What this task involves:
In the entries that follow, how many lines hold the string "包子漫畫"? Give only that number.

(Entries taken from a collection)
----------

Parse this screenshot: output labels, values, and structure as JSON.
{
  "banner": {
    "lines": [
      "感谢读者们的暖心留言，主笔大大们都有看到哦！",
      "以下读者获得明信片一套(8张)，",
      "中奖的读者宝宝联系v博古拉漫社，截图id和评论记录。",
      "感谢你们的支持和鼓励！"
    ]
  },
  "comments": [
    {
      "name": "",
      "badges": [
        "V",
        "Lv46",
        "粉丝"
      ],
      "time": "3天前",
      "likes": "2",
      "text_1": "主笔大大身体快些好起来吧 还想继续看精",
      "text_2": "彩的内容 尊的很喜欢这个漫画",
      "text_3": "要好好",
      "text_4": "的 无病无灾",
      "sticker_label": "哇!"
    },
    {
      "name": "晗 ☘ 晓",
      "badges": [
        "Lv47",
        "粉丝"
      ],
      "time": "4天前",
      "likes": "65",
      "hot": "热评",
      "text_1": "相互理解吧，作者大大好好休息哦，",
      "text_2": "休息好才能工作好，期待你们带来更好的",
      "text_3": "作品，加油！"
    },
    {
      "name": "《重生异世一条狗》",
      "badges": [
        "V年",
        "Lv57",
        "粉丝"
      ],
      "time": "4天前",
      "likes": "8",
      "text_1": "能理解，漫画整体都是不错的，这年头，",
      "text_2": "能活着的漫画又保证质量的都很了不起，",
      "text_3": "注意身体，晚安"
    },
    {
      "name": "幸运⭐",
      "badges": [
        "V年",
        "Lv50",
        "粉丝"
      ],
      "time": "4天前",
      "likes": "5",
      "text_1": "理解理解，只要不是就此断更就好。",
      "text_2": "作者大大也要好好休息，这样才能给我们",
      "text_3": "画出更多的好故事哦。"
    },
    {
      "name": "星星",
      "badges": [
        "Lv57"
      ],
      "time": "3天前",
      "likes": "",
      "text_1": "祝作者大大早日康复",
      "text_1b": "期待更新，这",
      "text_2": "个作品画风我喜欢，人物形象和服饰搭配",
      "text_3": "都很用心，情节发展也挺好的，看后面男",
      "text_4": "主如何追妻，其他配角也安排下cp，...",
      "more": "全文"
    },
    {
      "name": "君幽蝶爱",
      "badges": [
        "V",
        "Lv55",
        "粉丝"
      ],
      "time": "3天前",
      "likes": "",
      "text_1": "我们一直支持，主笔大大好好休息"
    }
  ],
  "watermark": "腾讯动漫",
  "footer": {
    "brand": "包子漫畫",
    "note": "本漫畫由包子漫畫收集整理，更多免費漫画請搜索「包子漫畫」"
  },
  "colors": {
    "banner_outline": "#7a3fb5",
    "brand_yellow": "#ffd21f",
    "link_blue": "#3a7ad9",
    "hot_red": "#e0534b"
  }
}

----------

Output for this task:
2